Supplied records:
'''
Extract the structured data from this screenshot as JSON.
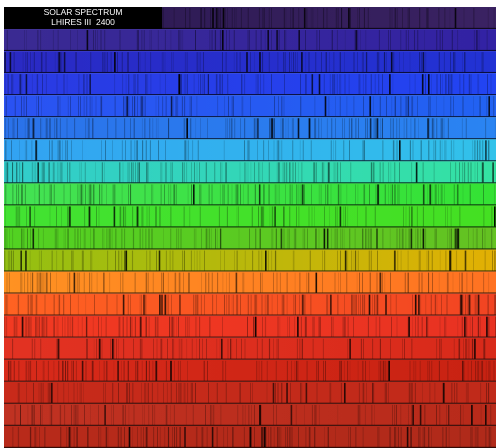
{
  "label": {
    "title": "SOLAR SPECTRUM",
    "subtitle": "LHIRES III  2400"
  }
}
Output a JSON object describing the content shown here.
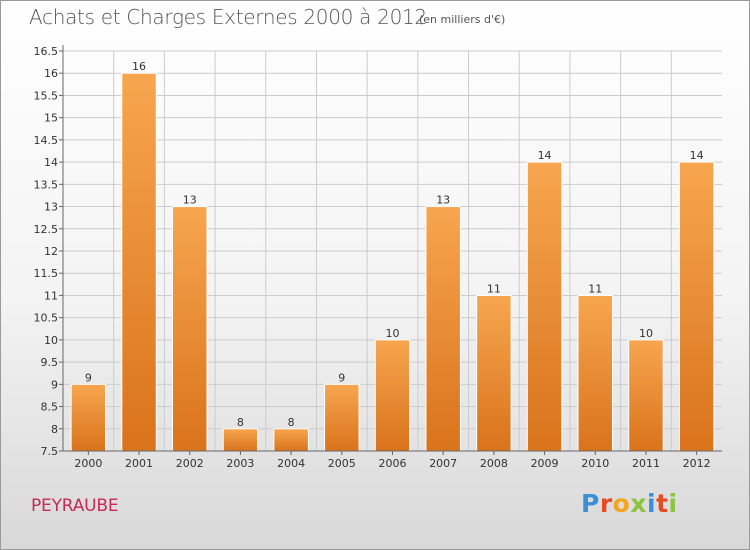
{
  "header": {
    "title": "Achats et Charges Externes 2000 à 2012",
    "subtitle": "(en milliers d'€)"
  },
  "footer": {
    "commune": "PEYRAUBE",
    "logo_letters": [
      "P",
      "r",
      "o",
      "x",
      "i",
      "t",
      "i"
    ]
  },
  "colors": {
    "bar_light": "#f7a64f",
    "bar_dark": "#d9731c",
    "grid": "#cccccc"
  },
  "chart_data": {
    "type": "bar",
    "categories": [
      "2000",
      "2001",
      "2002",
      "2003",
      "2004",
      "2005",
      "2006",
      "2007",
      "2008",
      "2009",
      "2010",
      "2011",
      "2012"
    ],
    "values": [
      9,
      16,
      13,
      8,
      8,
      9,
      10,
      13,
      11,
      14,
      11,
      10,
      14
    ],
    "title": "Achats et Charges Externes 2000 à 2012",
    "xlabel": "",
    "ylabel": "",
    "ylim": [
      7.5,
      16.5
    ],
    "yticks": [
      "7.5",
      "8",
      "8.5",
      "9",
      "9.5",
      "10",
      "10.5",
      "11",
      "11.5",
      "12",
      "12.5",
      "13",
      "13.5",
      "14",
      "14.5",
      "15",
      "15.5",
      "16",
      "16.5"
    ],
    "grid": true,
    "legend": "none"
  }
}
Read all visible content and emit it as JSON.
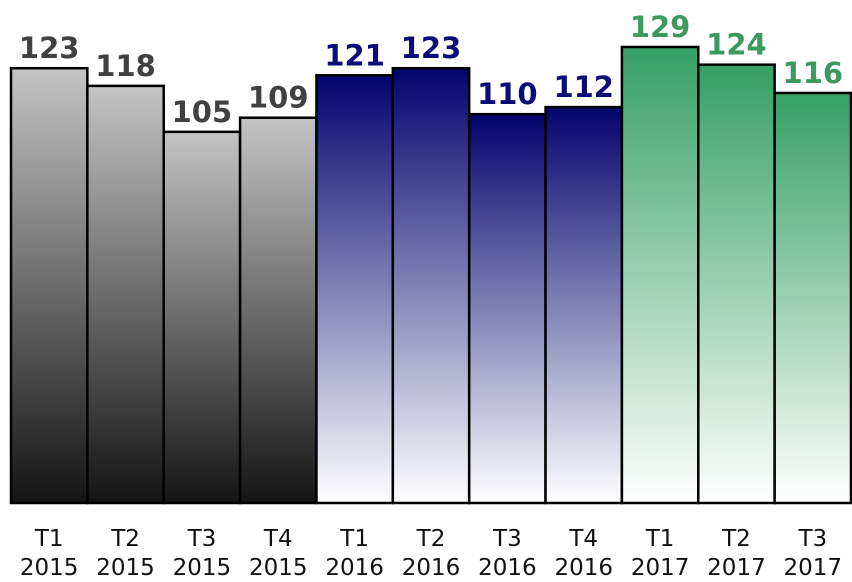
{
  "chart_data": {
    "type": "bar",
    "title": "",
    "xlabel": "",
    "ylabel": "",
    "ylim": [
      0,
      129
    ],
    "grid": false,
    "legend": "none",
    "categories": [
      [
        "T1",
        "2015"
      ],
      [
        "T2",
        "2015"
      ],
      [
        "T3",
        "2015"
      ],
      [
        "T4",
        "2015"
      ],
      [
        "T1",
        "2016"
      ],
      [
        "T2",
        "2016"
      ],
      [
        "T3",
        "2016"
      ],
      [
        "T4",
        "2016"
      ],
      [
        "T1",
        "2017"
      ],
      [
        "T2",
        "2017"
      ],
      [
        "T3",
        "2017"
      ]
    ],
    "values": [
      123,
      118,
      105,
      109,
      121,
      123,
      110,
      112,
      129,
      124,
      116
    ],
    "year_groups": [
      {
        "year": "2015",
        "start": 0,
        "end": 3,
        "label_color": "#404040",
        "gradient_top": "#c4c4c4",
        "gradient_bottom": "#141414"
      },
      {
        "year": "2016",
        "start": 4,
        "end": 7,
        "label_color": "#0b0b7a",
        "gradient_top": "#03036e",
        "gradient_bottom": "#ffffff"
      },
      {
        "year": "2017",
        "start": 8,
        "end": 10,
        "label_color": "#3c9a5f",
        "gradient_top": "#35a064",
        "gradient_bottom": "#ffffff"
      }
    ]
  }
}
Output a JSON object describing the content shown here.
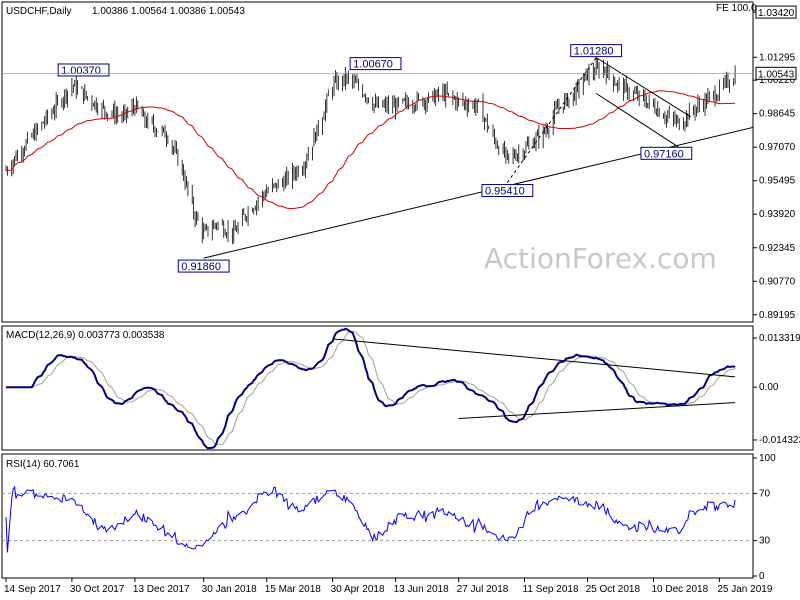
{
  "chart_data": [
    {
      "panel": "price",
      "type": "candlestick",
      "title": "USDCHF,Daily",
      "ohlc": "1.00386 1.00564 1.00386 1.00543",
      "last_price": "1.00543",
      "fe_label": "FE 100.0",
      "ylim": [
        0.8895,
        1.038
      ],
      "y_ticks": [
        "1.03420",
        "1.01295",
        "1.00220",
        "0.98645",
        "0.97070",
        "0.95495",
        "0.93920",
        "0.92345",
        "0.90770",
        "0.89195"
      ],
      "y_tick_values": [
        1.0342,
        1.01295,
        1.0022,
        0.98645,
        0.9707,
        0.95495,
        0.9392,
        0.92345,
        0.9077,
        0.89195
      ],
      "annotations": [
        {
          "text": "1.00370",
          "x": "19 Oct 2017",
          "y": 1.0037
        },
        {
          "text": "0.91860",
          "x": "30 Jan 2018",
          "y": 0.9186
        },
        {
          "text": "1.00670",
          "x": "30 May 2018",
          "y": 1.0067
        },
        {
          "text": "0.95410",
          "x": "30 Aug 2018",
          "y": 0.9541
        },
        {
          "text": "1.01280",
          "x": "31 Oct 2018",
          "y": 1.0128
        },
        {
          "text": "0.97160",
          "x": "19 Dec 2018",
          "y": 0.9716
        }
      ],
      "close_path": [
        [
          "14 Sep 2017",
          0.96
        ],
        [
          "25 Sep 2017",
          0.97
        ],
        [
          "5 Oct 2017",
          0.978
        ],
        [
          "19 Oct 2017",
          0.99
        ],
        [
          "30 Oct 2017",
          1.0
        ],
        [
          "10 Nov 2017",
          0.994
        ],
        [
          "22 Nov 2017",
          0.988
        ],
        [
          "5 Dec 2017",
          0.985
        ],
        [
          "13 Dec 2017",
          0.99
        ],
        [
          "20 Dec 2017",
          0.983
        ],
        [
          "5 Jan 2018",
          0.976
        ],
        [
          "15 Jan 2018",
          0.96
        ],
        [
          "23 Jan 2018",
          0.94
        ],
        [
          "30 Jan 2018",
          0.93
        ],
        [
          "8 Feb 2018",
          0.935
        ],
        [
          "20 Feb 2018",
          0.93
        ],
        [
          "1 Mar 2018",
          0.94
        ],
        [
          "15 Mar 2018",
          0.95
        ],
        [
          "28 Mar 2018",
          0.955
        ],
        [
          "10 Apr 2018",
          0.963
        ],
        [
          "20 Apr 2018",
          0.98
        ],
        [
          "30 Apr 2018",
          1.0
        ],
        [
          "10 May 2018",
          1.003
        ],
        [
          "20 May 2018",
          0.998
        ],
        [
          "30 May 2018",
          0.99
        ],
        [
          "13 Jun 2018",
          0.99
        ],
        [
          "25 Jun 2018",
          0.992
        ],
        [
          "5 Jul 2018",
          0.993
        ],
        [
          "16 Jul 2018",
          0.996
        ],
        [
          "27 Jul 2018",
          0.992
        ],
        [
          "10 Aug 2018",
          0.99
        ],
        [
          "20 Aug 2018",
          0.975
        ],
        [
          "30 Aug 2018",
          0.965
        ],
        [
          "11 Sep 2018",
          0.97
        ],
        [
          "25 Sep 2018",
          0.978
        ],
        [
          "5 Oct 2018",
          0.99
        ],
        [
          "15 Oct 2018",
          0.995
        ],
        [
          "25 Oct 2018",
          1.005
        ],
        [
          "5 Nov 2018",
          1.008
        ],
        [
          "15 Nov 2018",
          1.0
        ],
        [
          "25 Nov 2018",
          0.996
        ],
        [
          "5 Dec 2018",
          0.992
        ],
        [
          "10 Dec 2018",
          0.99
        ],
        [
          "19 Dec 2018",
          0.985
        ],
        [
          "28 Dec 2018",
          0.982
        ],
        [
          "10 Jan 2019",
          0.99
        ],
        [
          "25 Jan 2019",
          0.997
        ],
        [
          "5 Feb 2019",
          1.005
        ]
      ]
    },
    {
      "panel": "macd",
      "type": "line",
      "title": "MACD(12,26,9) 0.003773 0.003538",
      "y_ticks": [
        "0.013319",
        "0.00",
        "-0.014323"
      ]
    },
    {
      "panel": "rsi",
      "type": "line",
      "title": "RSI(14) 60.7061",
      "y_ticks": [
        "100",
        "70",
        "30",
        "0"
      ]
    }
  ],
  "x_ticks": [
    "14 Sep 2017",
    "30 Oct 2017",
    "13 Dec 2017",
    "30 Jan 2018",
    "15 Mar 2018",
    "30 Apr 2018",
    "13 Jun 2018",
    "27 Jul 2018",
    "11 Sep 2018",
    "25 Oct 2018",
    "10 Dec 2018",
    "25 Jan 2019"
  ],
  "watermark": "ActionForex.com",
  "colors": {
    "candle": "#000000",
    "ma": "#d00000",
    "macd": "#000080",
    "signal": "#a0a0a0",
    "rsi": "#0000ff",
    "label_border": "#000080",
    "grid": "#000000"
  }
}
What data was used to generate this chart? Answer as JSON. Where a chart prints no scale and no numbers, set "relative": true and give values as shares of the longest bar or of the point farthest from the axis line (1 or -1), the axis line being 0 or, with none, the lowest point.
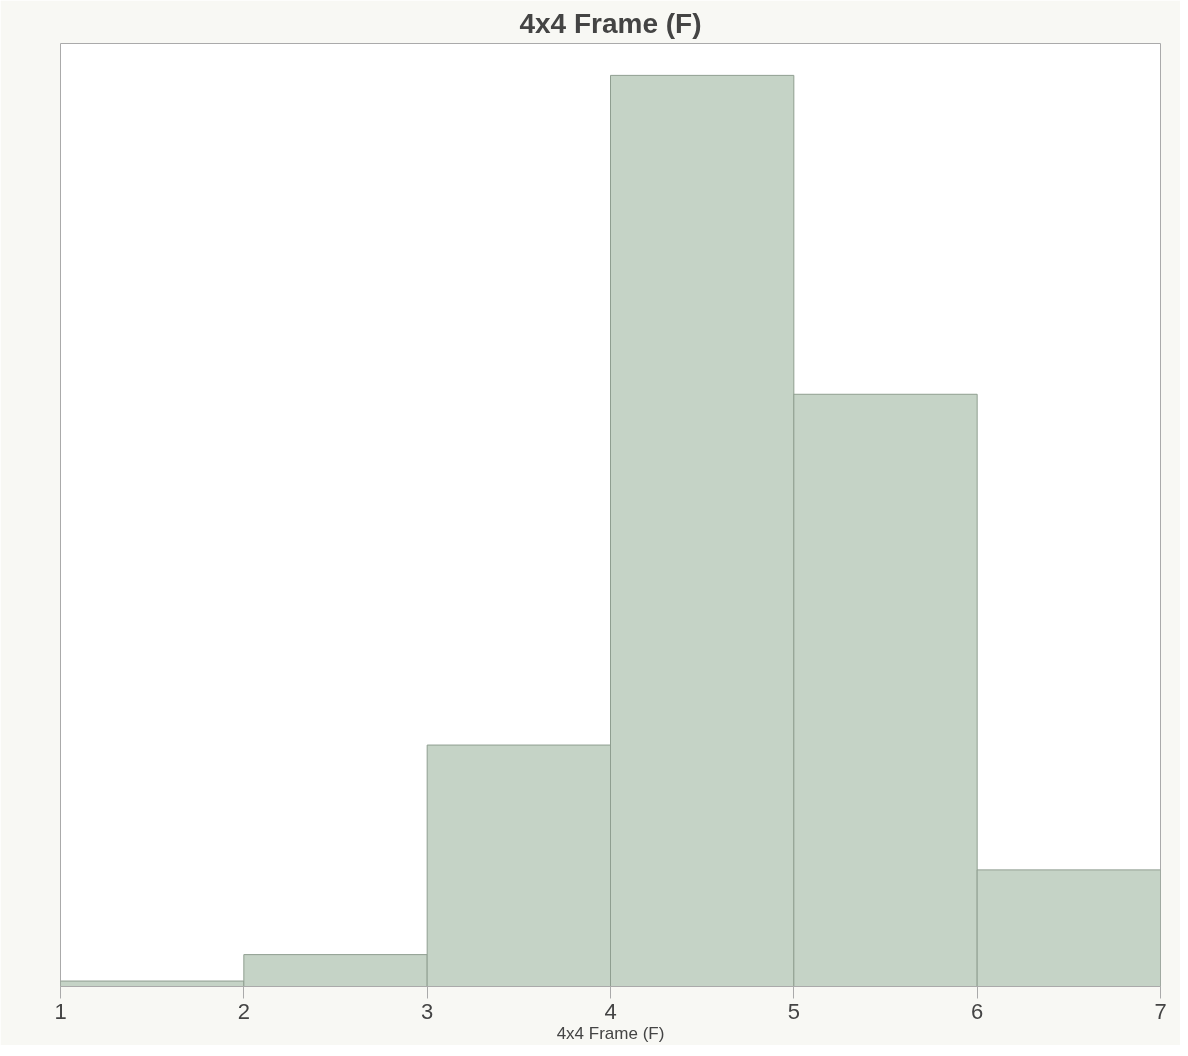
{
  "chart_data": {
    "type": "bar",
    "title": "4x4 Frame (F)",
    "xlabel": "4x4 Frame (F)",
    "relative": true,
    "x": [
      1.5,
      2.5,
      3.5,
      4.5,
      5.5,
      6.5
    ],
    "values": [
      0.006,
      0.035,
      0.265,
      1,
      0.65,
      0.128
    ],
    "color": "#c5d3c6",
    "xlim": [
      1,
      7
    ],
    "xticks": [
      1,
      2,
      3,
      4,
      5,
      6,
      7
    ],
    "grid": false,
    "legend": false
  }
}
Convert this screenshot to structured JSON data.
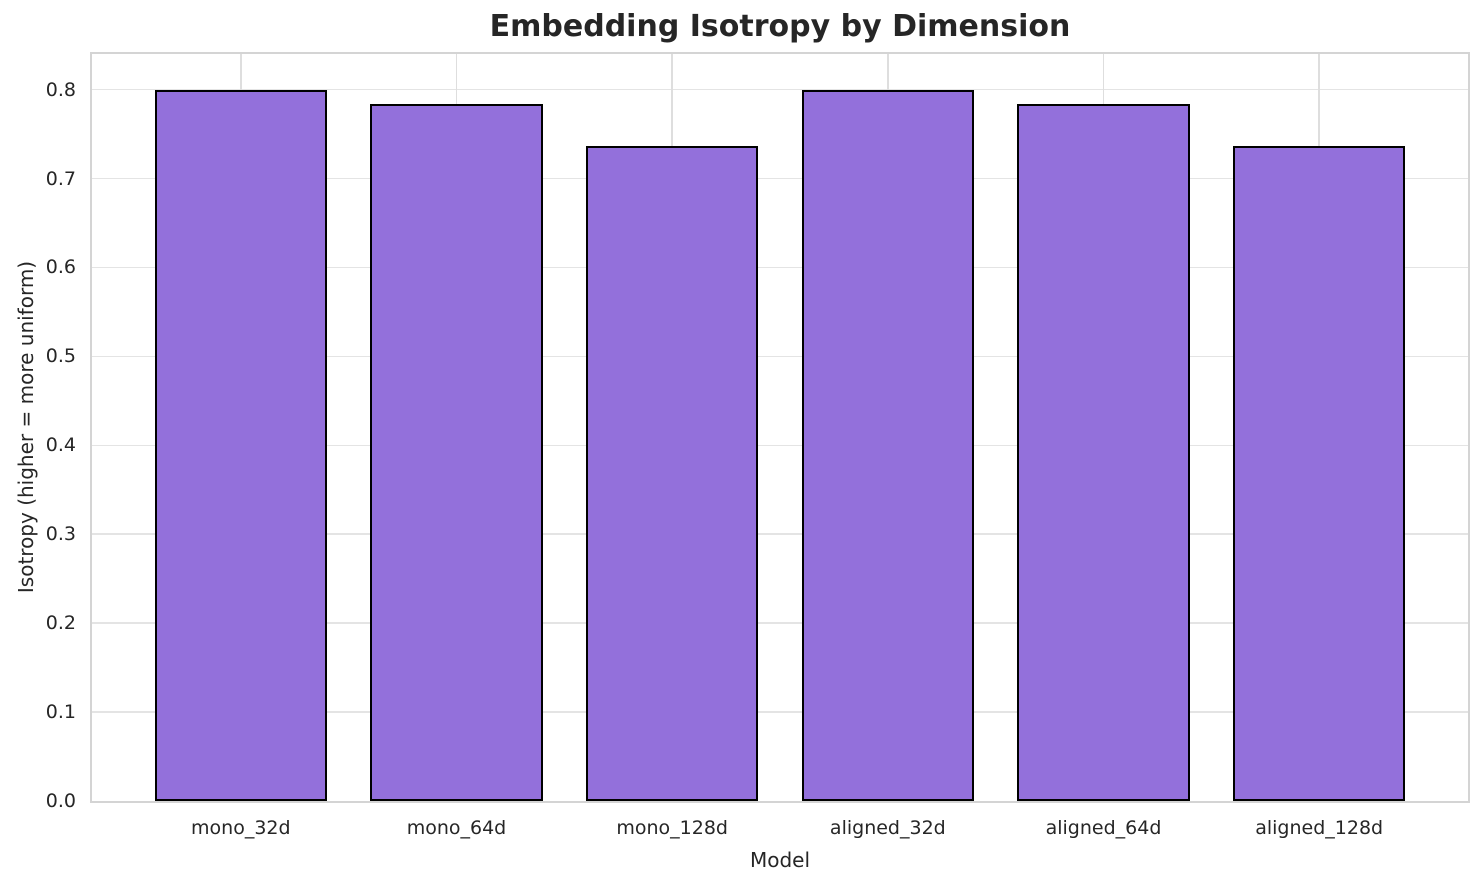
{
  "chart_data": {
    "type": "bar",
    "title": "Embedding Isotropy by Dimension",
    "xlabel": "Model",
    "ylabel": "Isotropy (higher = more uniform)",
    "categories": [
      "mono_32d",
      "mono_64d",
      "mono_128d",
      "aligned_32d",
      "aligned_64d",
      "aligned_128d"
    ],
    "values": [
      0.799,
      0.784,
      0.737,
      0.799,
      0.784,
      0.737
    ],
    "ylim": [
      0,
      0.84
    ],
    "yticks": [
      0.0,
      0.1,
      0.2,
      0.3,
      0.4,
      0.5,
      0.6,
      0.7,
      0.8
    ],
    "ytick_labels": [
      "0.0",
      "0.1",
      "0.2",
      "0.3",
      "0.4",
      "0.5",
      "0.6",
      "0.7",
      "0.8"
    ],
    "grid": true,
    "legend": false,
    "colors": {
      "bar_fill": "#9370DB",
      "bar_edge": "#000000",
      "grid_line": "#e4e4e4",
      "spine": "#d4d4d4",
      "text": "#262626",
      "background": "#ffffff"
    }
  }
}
'''
Requirement: Copy exactly the lines from the line containing "Convert this screenshot" through the last line of the records above, both included, and leave out any pictures.

Problem solution:
Convert this screenshot to structured JSON data.
{
  "chart_data": {
    "type": "bar",
    "title": "Embedding Isotropy by Dimension",
    "xlabel": "Model",
    "ylabel": "Isotropy (higher = more uniform)",
    "categories": [
      "mono_32d",
      "mono_64d",
      "mono_128d",
      "aligned_32d",
      "aligned_64d",
      "aligned_128d"
    ],
    "values": [
      0.799,
      0.784,
      0.737,
      0.799,
      0.784,
      0.737
    ],
    "ylim": [
      0,
      0.84
    ],
    "yticks": [
      0.0,
      0.1,
      0.2,
      0.3,
      0.4,
      0.5,
      0.6,
      0.7,
      0.8
    ],
    "ytick_labels": [
      "0.0",
      "0.1",
      "0.2",
      "0.3",
      "0.4",
      "0.5",
      "0.6",
      "0.7",
      "0.8"
    ],
    "grid": true,
    "legend": false,
    "colors": {
      "bar_fill": "#9370DB",
      "bar_edge": "#000000",
      "grid_line": "#e4e4e4",
      "spine": "#d4d4d4",
      "text": "#262626",
      "background": "#ffffff"
    }
  }
}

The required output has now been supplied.